## WHAT TO WORK ON
Count the lines below that contain the word "julko". Give only the number.

:: RECORD SET ::

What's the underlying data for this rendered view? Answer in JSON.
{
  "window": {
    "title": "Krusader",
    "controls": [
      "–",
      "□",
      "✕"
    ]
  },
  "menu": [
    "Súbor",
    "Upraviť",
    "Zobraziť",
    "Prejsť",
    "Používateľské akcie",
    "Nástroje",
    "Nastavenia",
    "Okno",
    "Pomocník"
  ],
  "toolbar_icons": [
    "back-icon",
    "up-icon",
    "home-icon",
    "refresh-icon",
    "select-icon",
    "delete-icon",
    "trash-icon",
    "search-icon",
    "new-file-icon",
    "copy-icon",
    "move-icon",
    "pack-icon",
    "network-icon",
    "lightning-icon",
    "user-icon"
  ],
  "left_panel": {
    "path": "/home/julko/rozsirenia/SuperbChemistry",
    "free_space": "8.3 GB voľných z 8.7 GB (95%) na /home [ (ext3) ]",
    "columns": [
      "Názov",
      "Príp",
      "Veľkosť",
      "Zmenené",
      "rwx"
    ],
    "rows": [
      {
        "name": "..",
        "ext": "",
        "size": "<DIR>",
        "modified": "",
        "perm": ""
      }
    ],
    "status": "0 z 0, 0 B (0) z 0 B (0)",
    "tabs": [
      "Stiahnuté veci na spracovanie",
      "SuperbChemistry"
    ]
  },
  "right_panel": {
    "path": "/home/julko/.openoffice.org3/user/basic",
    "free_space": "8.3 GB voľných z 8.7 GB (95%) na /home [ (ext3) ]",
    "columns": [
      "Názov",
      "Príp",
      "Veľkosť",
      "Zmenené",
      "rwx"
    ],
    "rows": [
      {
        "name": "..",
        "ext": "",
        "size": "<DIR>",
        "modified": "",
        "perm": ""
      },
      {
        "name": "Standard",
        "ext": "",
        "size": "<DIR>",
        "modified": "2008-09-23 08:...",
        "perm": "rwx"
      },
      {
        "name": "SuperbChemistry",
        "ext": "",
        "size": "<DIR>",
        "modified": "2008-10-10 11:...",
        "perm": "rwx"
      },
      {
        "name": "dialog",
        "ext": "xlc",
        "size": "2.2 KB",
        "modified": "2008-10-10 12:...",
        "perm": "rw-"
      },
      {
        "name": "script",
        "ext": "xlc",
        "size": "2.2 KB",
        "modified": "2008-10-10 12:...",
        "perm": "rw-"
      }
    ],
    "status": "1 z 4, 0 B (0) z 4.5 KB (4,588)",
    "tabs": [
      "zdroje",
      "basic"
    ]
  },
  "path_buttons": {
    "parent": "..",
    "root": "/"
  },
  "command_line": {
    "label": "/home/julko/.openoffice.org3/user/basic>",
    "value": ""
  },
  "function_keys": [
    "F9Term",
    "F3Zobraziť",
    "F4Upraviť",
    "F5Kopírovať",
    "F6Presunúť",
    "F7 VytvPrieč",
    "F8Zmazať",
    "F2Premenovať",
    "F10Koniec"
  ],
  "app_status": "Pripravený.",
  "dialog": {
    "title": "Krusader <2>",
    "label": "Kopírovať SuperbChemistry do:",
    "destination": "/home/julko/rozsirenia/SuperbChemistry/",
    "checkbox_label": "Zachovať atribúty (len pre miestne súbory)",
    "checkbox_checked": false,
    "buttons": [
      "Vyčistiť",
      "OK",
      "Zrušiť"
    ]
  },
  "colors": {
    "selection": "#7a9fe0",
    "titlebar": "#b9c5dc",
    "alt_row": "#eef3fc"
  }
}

:::

## WORKED ANSWER
4